EXTRACTED ENTRIES —
------------------------------------------------

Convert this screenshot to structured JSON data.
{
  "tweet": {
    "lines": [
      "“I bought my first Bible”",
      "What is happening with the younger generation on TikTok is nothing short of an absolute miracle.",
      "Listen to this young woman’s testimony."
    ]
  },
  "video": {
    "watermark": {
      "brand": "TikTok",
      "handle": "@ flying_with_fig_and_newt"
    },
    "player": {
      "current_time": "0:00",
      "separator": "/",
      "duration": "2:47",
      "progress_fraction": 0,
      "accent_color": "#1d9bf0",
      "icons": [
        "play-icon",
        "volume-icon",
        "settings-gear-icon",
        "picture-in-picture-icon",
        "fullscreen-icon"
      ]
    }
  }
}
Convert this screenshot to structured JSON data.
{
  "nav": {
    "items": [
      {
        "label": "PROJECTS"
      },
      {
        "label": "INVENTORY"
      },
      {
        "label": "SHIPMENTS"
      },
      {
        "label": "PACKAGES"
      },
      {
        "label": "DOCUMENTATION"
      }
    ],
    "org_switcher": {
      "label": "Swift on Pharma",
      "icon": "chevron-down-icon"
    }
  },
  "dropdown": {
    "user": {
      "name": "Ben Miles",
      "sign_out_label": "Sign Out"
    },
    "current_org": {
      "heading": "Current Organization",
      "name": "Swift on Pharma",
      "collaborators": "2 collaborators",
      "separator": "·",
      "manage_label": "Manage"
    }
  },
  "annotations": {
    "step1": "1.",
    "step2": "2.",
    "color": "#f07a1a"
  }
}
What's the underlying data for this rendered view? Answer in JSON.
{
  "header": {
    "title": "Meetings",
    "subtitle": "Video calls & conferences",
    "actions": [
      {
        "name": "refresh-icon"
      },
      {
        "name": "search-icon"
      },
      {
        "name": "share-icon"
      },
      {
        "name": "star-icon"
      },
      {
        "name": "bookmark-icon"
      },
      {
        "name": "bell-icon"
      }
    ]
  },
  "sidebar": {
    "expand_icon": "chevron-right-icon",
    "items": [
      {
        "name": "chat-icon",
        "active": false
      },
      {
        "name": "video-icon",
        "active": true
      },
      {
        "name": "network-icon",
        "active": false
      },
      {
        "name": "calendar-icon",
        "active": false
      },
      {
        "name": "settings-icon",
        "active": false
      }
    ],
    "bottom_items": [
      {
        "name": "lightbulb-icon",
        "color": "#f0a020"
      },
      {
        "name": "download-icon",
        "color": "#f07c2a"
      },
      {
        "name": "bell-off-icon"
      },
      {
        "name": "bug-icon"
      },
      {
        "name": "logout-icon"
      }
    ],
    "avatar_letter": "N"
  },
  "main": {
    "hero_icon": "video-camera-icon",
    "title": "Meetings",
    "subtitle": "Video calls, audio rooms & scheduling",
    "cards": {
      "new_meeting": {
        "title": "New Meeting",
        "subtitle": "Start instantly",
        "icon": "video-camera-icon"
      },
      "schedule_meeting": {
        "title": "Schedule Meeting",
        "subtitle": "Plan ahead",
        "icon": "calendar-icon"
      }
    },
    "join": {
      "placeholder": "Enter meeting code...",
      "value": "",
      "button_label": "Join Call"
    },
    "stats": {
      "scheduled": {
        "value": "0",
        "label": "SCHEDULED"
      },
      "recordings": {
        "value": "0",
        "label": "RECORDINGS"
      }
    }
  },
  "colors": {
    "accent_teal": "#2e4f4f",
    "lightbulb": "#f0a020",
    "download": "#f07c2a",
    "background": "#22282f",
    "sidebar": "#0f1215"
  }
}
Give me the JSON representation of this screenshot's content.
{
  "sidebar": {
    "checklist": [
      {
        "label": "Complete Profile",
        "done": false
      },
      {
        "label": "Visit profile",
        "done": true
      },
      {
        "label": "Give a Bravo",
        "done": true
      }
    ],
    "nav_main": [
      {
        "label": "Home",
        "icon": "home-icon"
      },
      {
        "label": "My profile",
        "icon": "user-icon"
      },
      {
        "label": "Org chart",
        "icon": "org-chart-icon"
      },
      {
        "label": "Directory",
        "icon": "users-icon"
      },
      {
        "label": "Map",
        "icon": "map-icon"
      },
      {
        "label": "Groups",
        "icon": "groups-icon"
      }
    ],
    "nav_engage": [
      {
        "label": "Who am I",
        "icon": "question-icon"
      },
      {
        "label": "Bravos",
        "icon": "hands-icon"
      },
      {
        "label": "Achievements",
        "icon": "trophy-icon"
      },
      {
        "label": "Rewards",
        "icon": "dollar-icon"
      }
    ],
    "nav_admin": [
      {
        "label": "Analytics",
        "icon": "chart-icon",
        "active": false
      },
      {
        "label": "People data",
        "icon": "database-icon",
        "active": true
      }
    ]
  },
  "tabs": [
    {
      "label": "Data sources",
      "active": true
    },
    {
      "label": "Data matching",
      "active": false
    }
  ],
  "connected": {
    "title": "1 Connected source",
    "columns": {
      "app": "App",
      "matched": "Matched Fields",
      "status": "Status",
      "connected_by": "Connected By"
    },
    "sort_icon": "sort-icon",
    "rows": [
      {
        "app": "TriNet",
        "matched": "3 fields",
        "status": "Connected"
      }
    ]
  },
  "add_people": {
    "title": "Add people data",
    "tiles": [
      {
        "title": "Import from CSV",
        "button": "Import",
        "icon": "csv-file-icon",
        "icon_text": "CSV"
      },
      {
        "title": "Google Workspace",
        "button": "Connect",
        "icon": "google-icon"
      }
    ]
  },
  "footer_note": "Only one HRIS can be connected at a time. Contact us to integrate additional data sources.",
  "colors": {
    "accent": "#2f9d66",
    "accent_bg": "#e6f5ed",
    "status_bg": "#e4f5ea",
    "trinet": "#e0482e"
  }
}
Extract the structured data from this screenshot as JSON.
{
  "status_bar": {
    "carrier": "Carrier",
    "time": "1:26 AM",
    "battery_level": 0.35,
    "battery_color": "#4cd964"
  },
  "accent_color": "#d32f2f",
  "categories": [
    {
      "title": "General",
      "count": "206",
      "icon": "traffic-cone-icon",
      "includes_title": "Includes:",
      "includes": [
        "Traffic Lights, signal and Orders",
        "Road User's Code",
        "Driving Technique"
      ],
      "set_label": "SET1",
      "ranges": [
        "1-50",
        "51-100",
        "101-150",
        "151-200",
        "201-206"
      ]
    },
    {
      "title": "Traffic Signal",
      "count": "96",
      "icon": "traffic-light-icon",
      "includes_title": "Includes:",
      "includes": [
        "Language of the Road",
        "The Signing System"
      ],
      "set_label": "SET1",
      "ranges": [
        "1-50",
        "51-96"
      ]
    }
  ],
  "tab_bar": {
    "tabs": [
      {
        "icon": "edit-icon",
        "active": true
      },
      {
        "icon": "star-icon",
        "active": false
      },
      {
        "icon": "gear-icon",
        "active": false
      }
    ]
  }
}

------------------------------------------------

YOUR TASK — From the entries above, list each line with "calendar" in it.

THE RESPONSE —
        "name": "calendar-icon",
        "icon": "calendar-icon"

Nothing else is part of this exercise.